- [The input]:
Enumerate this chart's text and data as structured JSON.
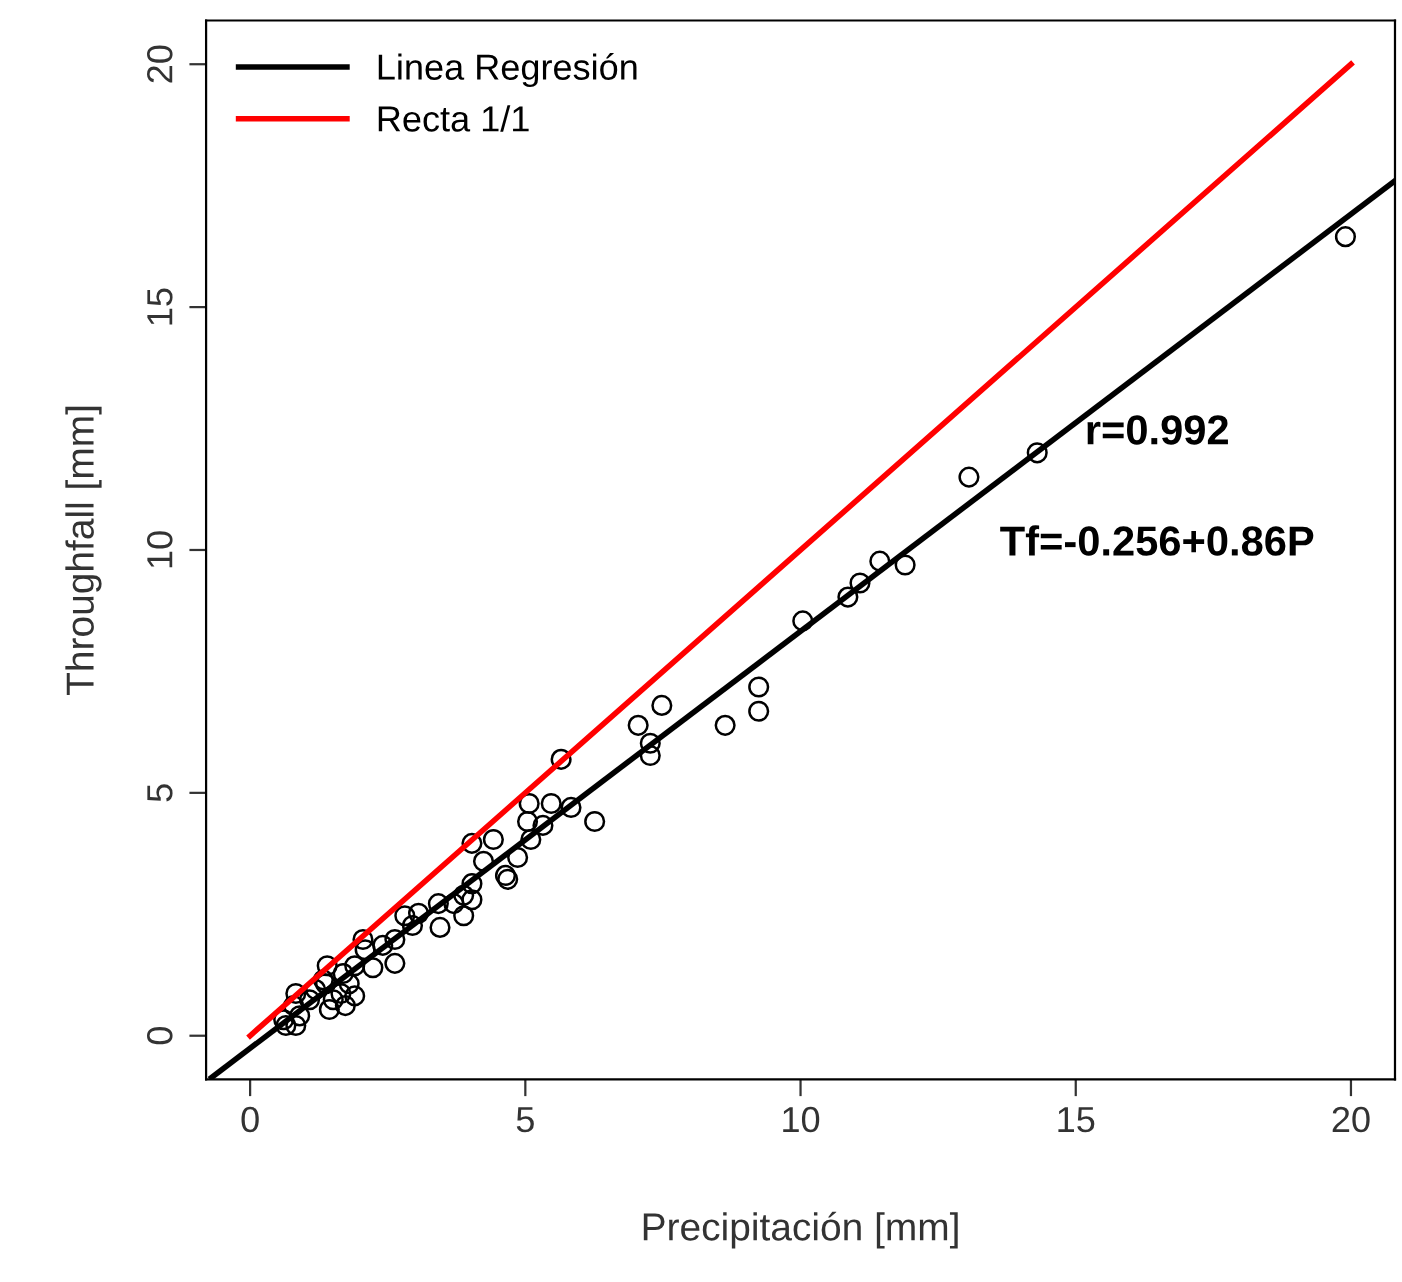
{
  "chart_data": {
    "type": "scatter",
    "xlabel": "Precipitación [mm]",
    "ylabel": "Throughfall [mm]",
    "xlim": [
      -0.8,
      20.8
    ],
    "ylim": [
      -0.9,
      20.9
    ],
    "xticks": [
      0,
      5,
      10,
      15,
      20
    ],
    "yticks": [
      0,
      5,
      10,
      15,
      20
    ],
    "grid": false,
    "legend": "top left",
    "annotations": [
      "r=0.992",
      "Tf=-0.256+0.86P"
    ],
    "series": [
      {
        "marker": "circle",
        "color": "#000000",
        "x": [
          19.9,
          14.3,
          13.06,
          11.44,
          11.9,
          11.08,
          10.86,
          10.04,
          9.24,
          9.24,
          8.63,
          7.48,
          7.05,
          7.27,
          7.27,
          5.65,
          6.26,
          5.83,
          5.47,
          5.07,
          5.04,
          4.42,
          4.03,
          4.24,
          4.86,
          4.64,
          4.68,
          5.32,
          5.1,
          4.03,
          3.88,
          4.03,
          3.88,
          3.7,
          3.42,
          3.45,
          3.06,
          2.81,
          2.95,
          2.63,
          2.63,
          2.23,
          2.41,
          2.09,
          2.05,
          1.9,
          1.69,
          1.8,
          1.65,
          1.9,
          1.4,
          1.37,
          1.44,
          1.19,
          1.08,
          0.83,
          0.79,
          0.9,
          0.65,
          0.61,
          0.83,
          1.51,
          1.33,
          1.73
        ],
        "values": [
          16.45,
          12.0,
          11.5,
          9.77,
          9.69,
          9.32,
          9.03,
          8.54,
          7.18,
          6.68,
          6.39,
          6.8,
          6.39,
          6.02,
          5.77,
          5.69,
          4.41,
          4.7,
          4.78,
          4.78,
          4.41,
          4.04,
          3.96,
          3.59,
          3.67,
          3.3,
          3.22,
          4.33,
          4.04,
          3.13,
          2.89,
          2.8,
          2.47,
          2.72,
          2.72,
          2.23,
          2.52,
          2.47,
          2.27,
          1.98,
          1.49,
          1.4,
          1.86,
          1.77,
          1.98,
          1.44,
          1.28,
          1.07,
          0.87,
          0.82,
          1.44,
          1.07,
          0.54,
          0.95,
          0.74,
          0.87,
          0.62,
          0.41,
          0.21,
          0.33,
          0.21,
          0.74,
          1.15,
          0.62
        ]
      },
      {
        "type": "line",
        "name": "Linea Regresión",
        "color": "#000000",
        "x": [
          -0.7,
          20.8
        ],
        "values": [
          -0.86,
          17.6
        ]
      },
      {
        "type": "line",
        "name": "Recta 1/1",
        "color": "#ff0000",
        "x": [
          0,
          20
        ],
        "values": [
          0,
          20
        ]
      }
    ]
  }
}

---

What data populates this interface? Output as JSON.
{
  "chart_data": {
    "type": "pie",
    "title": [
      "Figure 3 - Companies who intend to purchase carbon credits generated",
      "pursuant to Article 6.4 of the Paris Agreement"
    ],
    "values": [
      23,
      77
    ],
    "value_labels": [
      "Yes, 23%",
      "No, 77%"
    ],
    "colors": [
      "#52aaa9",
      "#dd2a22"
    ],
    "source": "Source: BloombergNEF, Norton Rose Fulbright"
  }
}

- [What is asked]:
Work through the records line by line and tally those holding "this". Reply with the number alone.

- [Worked answer]:
2